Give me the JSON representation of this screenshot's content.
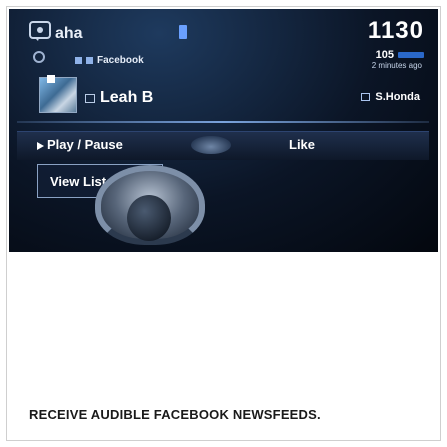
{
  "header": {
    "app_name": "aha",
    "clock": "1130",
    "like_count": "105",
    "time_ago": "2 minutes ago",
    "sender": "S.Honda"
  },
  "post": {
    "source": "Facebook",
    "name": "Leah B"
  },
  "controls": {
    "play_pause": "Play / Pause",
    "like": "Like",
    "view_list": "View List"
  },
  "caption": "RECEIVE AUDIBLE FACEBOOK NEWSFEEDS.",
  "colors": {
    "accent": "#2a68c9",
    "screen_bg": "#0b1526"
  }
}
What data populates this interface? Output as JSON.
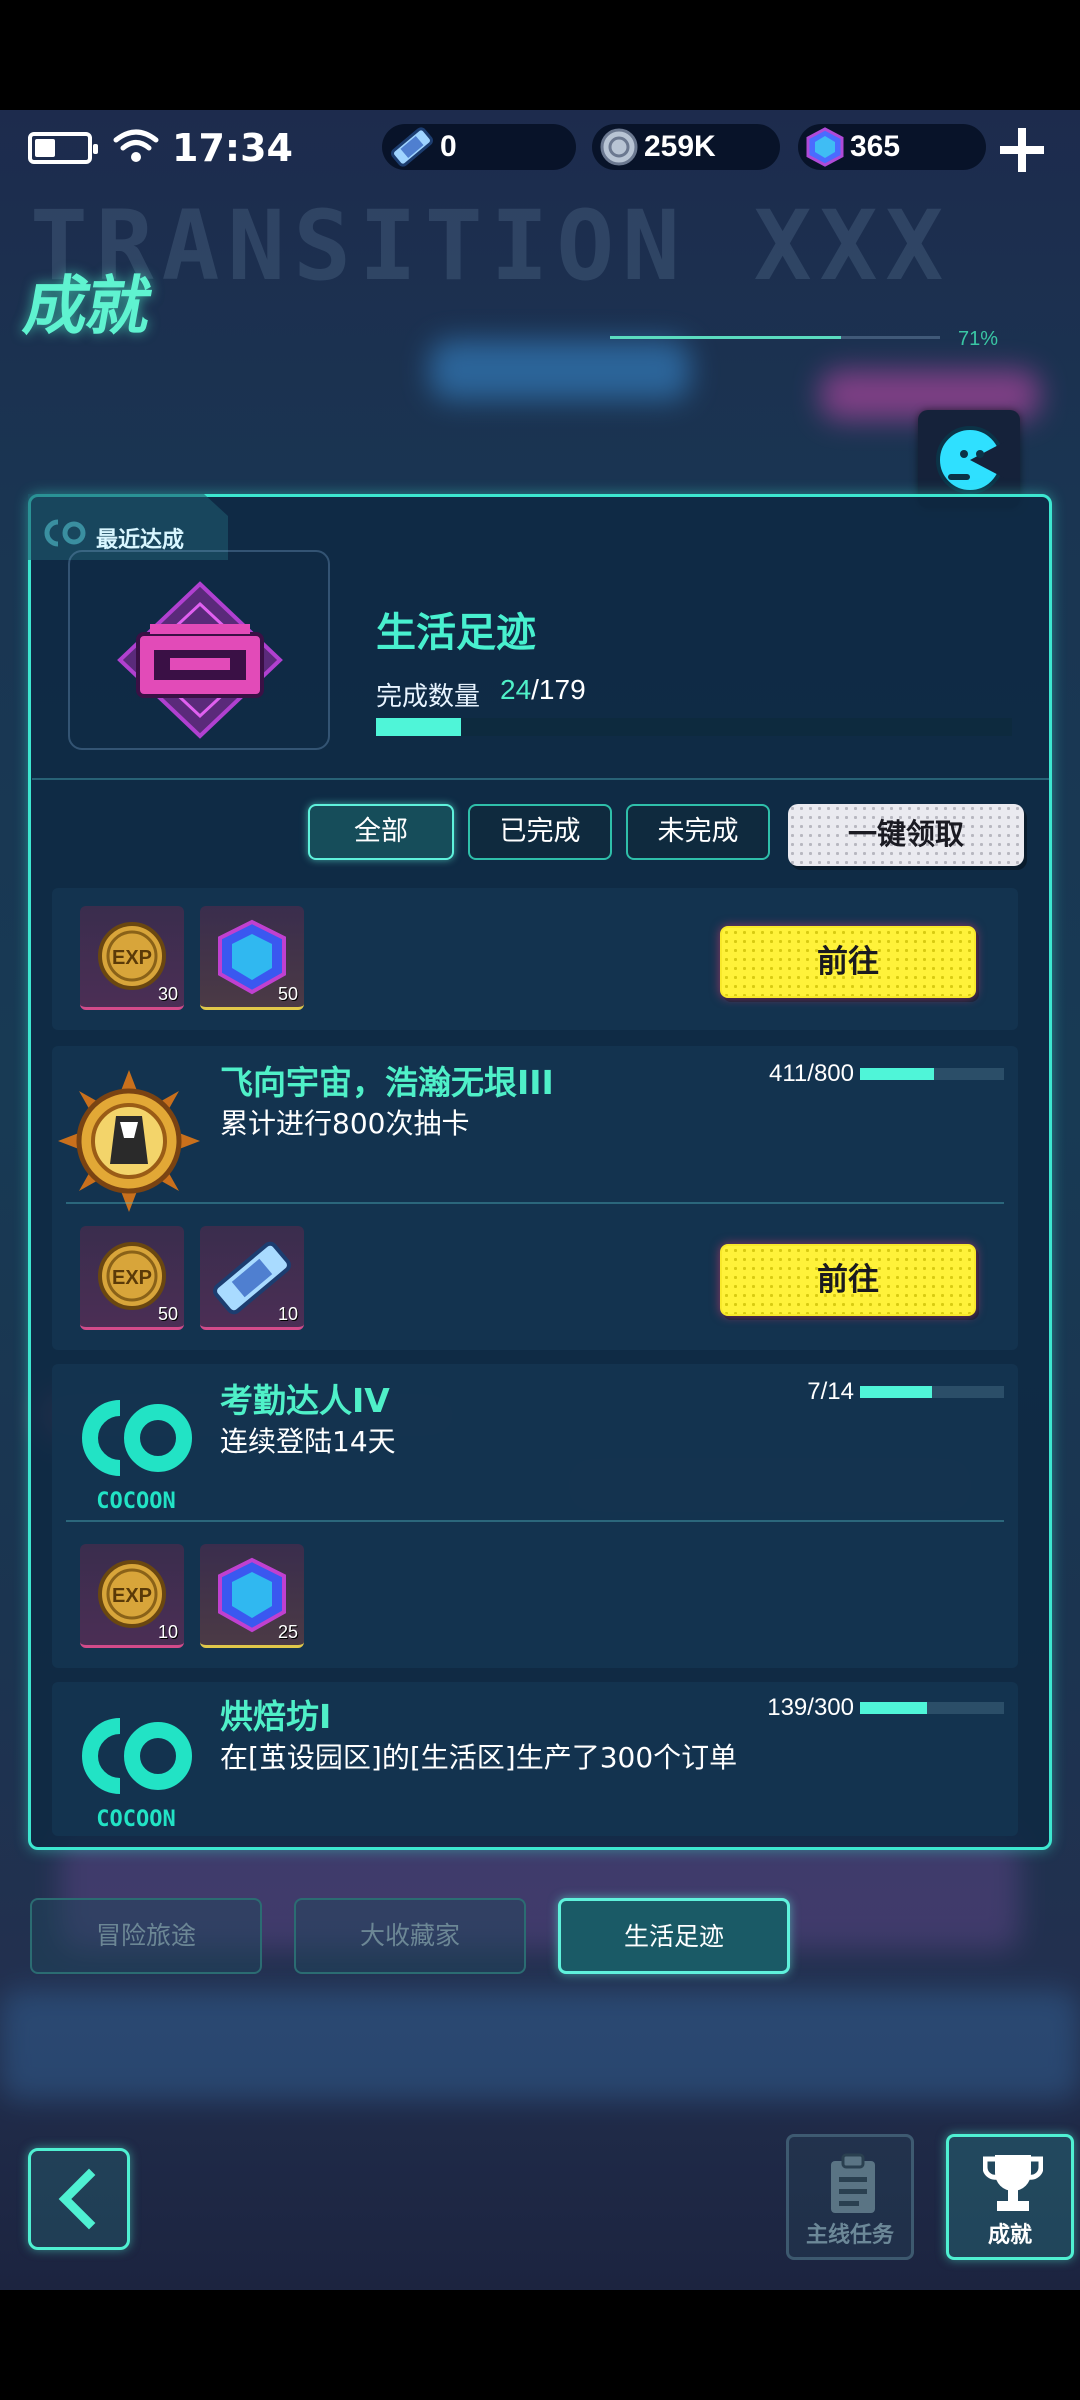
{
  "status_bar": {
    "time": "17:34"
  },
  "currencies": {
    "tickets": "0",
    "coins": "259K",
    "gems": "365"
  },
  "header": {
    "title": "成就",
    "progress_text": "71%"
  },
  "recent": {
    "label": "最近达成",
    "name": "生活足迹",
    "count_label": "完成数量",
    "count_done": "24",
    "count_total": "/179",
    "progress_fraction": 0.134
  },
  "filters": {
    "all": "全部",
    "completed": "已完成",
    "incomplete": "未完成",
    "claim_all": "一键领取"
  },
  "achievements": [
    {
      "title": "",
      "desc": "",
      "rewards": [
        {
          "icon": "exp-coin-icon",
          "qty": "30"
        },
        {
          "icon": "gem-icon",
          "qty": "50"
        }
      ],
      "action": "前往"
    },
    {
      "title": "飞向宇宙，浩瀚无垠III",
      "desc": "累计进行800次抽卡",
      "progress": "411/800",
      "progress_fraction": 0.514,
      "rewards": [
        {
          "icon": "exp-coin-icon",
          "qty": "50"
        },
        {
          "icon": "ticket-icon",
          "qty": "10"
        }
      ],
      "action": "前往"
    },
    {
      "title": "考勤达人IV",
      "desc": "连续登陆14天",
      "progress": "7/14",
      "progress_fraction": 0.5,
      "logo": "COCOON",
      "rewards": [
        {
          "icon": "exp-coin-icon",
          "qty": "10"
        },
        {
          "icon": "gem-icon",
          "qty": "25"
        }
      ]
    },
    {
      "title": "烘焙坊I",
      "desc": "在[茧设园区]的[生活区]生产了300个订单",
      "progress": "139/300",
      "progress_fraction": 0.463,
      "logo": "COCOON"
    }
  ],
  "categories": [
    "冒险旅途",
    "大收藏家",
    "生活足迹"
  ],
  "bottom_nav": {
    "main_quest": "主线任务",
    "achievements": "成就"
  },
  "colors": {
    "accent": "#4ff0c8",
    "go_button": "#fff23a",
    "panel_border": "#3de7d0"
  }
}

SET PROBLEM = Verbatim reproduction of every record is required; images are left out.

FINAL ANSWER =
Give me the JSON representation of this screenshot's content.
{
  "header": {
    "app_name": "aha",
    "clock": "1130",
    "like_count": "105",
    "time_ago": "2 minutes ago",
    "sender": "S.Honda"
  },
  "post": {
    "source": "Facebook",
    "name": "Leah B"
  },
  "controls": {
    "play_pause": "Play / Pause",
    "like": "Like",
    "view_list": "View List"
  },
  "caption": "RECEIVE AUDIBLE FACEBOOK NEWSFEEDS.",
  "colors": {
    "accent": "#2a68c9",
    "screen_bg": "#0b1526"
  }
}
What data populates this interface? Output as JSON.
{
  "status_bar": {
    "time": "17:34"
  },
  "currencies": {
    "tickets": "0",
    "coins": "259K",
    "gems": "365"
  },
  "header": {
    "title": "成就",
    "progress_text": "71%"
  },
  "recent": {
    "label": "最近达成",
    "name": "生活足迹",
    "count_label": "完成数量",
    "count_done": "24",
    "count_total": "/179",
    "progress_fraction": 0.134
  },
  "filters": {
    "all": "全部",
    "completed": "已完成",
    "incomplete": "未完成",
    "claim_all": "一键领取"
  },
  "achievements": [
    {
      "title": "",
      "desc": "",
      "rewards": [
        {
          "icon": "exp-coin-icon",
          "qty": "30"
        },
        {
          "icon": "gem-icon",
          "qty": "50"
        }
      ],
      "action": "前往"
    },
    {
      "title": "飞向宇宙，浩瀚无垠III",
      "desc": "累计进行800次抽卡",
      "progress": "411/800",
      "progress_fraction": 0.514,
      "rewards": [
        {
          "icon": "exp-coin-icon",
          "qty": "50"
        },
        {
          "icon": "ticket-icon",
          "qty": "10"
        }
      ],
      "action": "前往"
    },
    {
      "title": "考勤达人IV",
      "desc": "连续登陆14天",
      "progress": "7/14",
      "progress_fraction": 0.5,
      "logo": "COCOON",
      "rewards": [
        {
          "icon": "exp-coin-icon",
          "qty": "10"
        },
        {
          "icon": "gem-icon",
          "qty": "25"
        }
      ]
    },
    {
      "title": "烘焙坊I",
      "desc": "在[茧设园区]的[生活区]生产了300个订单",
      "progress": "139/300",
      "progress_fraction": 0.463,
      "logo": "COCOON"
    }
  ],
  "categories": [
    "冒险旅途",
    "大收藏家",
    "生活足迹"
  ],
  "bottom_nav": {
    "main_quest": "主线任务",
    "achievements": "成就"
  },
  "colors": {
    "accent": "#4ff0c8",
    "go_button": "#fff23a",
    "panel_border": "#3de7d0"
  }
}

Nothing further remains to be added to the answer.